Copy every line of the data that includes the string "DECORTE".

-=-=-

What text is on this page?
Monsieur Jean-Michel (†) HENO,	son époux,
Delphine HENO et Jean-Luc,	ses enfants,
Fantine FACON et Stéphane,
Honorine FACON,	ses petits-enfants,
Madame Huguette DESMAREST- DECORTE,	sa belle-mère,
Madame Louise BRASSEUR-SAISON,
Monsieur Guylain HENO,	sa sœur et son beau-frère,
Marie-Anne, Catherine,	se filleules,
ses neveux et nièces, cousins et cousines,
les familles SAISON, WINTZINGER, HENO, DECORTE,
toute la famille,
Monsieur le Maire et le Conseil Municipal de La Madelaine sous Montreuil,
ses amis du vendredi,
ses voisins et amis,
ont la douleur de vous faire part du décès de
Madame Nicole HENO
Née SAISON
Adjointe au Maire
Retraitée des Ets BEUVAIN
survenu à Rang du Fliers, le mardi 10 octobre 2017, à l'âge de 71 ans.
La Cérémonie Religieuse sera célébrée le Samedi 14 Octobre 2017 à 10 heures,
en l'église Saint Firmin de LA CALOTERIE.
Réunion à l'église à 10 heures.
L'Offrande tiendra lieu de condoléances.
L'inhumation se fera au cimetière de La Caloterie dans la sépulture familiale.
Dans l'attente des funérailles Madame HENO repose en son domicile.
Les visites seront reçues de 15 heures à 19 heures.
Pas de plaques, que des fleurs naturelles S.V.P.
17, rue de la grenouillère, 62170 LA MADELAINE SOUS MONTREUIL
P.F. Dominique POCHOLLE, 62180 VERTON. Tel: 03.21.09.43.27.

-=-=-

THE REPLY:
Madame Huguette DESMAREST- DECORTE,	sa belle-mère,
les familles SAISON, WINTZINGER, HENO, DECORTE,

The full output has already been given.